Replace every "toc-entry" with "toc-item" throughout the records and leave everything else unchanged. Omit the pictures from your answer.

:: Data for processing

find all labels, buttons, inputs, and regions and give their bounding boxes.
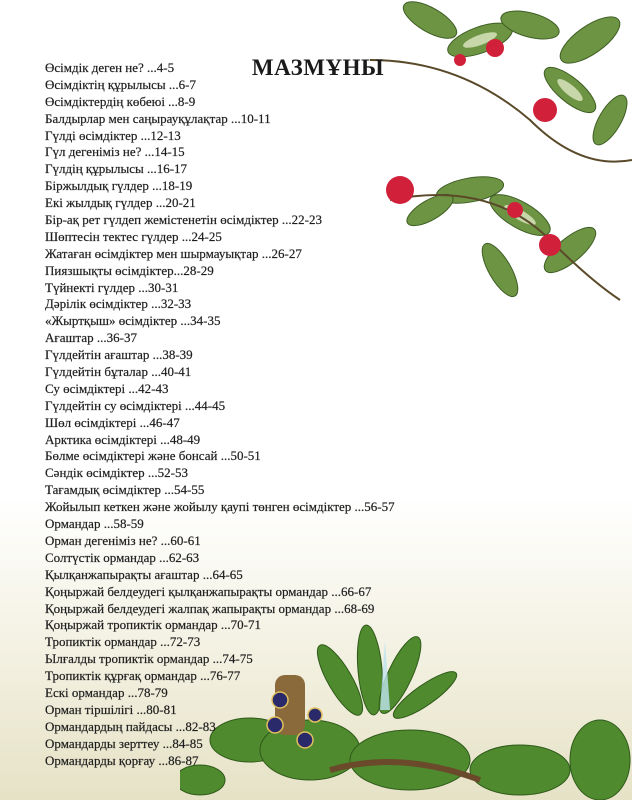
toc-entry: Өсімдіктердің көбеюі ...8-9: [45, 93, 196, 109]
toc-entry: Ылғалды тропиктік ормандар ...74-75: [45, 651, 253, 667]
toc-entry: Гүлдің құрылысы ...16-17: [45, 161, 188, 177]
toc-entry: Орман тіршілігі ...80-81: [45, 701, 177, 717]
toc-entry: Шөптесін тектес гүлдер ...24-25: [45, 228, 222, 244]
toc-entry: Дәрілік өсімдіктер ...32-33: [45, 296, 192, 312]
toc-entry: Пиязшықты өсімдіктер...28-29: [45, 262, 214, 278]
flowering-branch-illustration: [370, 1, 632, 301]
toc-entry: Жойылып кеткен және жойылу қаупі төнген …: [45, 499, 395, 515]
toc-entry: Гүл дегеніміз не? ...14-15: [45, 144, 185, 160]
toc-entry: Бөлме өсімдіктері және бонсай ...50-51: [45, 448, 261, 464]
toc-entry: Гүлдейтін ағаштар ...38-39: [45, 347, 193, 363]
toc-entry: Қылқанжапырақты ағаштар ...64-65: [45, 566, 243, 582]
toc-entry: Шөл өсімдіктері ...46-47: [45, 414, 180, 430]
table-of-contents: Өсімдік деген не? ...4-5 Өсімдіктің құрыл…: [45, 60, 395, 769]
toc-entry: «Жыртқыш» өсімдіктер ...34-35: [45, 313, 221, 329]
toc-entry: Ағаштар ...36-37: [45, 330, 137, 346]
toc-entry: Қоңыржай белдеудегі жалпақ жапырақты орм…: [45, 600, 375, 616]
toc-entry: Тропиктік құрғақ ормандар ...76-77: [45, 668, 241, 684]
toc-entry: Арктика өсімдіктері ...48-49: [45, 431, 201, 447]
toc-entry: Ормандардың пайдасы ...82-83: [45, 718, 216, 734]
toc-entry: Солтүстік ормандар ...62-63: [45, 549, 200, 565]
toc-entry: Бір-ақ рет гүлдеп жемістенетін өсімдікте…: [45, 212, 322, 228]
toc-entry: Сәндік өсімдіктер ...52-53: [45, 465, 188, 481]
toc-entry: Ормандар ...58-59: [45, 516, 144, 532]
toc-entry: Екі жылдық гүлдер ...20-21: [45, 195, 196, 211]
toc-entry: Өсімдіктің құрылысы ...6-7: [45, 76, 196, 92]
toc-entry: Гүлдейтін су өсімдіктері ...44-45: [45, 397, 226, 413]
toc-entry: Ескі ормандар ...78-79: [45, 684, 168, 700]
toc-entry: Гүлді өсімдіктер ...12-13: [45, 127, 181, 143]
toc-entry: Біржылдық гүлдер ...18-19: [45, 178, 193, 194]
tropical-plants-illustration: [180, 624, 631, 800]
toc-entry: Орман дегеніміз не? ...60-61: [45, 532, 201, 548]
toc-entry: Жатаған өсімдіктер мен шырмауықтар ...26…: [45, 245, 302, 261]
toc-entry: Ормандарды қорғау ...86-87: [45, 752, 199, 768]
toc-entry: Гүлдейтін бұталар ...40-41: [45, 364, 192, 380]
toc-entry: Тропиктік ормандар ...72-73: [45, 634, 201, 650]
toc-entry: Тағамдық өсімдіктер ...54-55: [45, 482, 205, 498]
toc-entry: Су өсімдіктері ...42-43: [45, 380, 169, 396]
toc-entry: Түйнекті гүлдер ...30-31: [45, 279, 179, 295]
toc-entry: Балдырлар мен саңырауқұлақтар ...10-11: [45, 110, 271, 126]
toc-entry: Өсімдік деген не? ...4-5: [45, 60, 175, 75]
toc-entry: Қоңыржай белдеудегі қылқанжапырақты орма…: [45, 583, 372, 599]
page-title: МАЗМҰНЫ: [251, 55, 385, 81]
toc-entry: Қоңыржай тропиктік ормандар ...70-71: [45, 617, 261, 633]
toc-entry: Ормандарды зерттеу ...84-85: [45, 735, 203, 751]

::::

■ Expected answer
find all labels, buttons, inputs, and regions and give their bounding boxes.
toc-item: Өсімдіктердің көбеюі ...8-9: [45, 93, 196, 109]
toc-item: Ылғалды тропиктік ормандар ...74-75: [45, 651, 253, 667]
toc-item: Гүлдің құрылысы ...16-17: [45, 161, 188, 177]
toc-item: Орман тіршілігі ...80-81: [45, 701, 177, 717]
toc-item: Шөптесін тектес гүлдер ...24-25: [45, 228, 222, 244]
toc-item: Дәрілік өсімдіктер ...32-33: [45, 296, 192, 312]
toc-item: Пиязшықты өсімдіктер...28-29: [45, 262, 214, 278]
flowering-branch-illustration: [370, 1, 632, 301]
toc-item: Жойылып кеткен және жойылу қаупі төнген …: [45, 499, 395, 515]
toc-item: Гүл дегеніміз не? ...14-15: [45, 144, 185, 160]
toc-item: Бөлме өсімдіктері және бонсай ...50-51: [45, 448, 261, 464]
toc-item: Гүлдейтін ағаштар ...38-39: [45, 347, 193, 363]
toc-item: Қылқанжапырақты ағаштар ...64-65: [45, 566, 243, 582]
toc-item: Шөл өсімдіктері ...46-47: [45, 414, 180, 430]
table-of-contents: Өсімдік деген не? ...4-5 Өсімдіктің құрыл…: [45, 60, 395, 769]
toc-item: «Жыртқыш» өсімдіктер ...34-35: [45, 313, 221, 329]
toc-item: Ағаштар ...36-37: [45, 330, 137, 346]
toc-item: Қоңыржай белдеудегі жалпақ жапырақты орм…: [45, 600, 375, 616]
toc-item: Тропиктік құрғақ ормандар ...76-77: [45, 668, 241, 684]
toc-item: Арктика өсімдіктері ...48-49: [45, 431, 201, 447]
toc-item: Ормандардың пайдасы ...82-83: [45, 718, 216, 734]
toc-item: Солтүстік ормандар ...62-63: [45, 549, 200, 565]
toc-item: Бір-ақ рет гүлдеп жемістенетін өсімдікте…: [45, 212, 322, 228]
toc-item: Сәндік өсімдіктер ...52-53: [45, 465, 188, 481]
toc-item: Ормандар ...58-59: [45, 516, 144, 532]
toc-item: Екі жылдық гүлдер ...20-21: [45, 195, 196, 211]
toc-item: Өсімдіктің құрылысы ...6-7: [45, 76, 196, 92]
toc-item: Гүлдейтін су өсімдіктері ...44-45: [45, 397, 226, 413]
toc-item: Ескі ормандар ...78-79: [45, 684, 168, 700]
toc-item: Гүлді өсімдіктер ...12-13: [45, 127, 181, 143]
toc-item: Біржылдық гүлдер ...18-19: [45, 178, 193, 194]
tropical-plants-illustration: [180, 624, 631, 800]
toc-item: Орман дегеніміз не? ...60-61: [45, 532, 201, 548]
toc-item: Жатаған өсімдіктер мен шырмауықтар ...26…: [45, 245, 302, 261]
toc-item: Ормандарды қорғау ...86-87: [45, 752, 199, 768]
toc-item: Гүлдейтін бұталар ...40-41: [45, 364, 192, 380]
toc-item: Тропиктік ормандар ...72-73: [45, 634, 201, 650]
toc-item: Тағамдық өсімдіктер ...54-55: [45, 482, 205, 498]
toc-item: Су өсімдіктері ...42-43: [45, 380, 169, 396]
toc-item: Түйнекті гүлдер ...30-31: [45, 279, 179, 295]
toc-item: Балдырлар мен саңырауқұлақтар ...10-11: [45, 110, 271, 126]
toc-item: Өсімдік деген не? ...4-5: [45, 60, 175, 75]
toc-item: Қоңыржай белдеудегі қылқанжапырақты орма…: [45, 583, 372, 599]
page-title: МАЗМҰНЫ: [251, 55, 385, 81]
toc-item: Қоңыржай тропиктік ормандар ...70-71: [45, 617, 261, 633]
toc-item: Ормандарды зерттеу ...84-85: [45, 735, 203, 751]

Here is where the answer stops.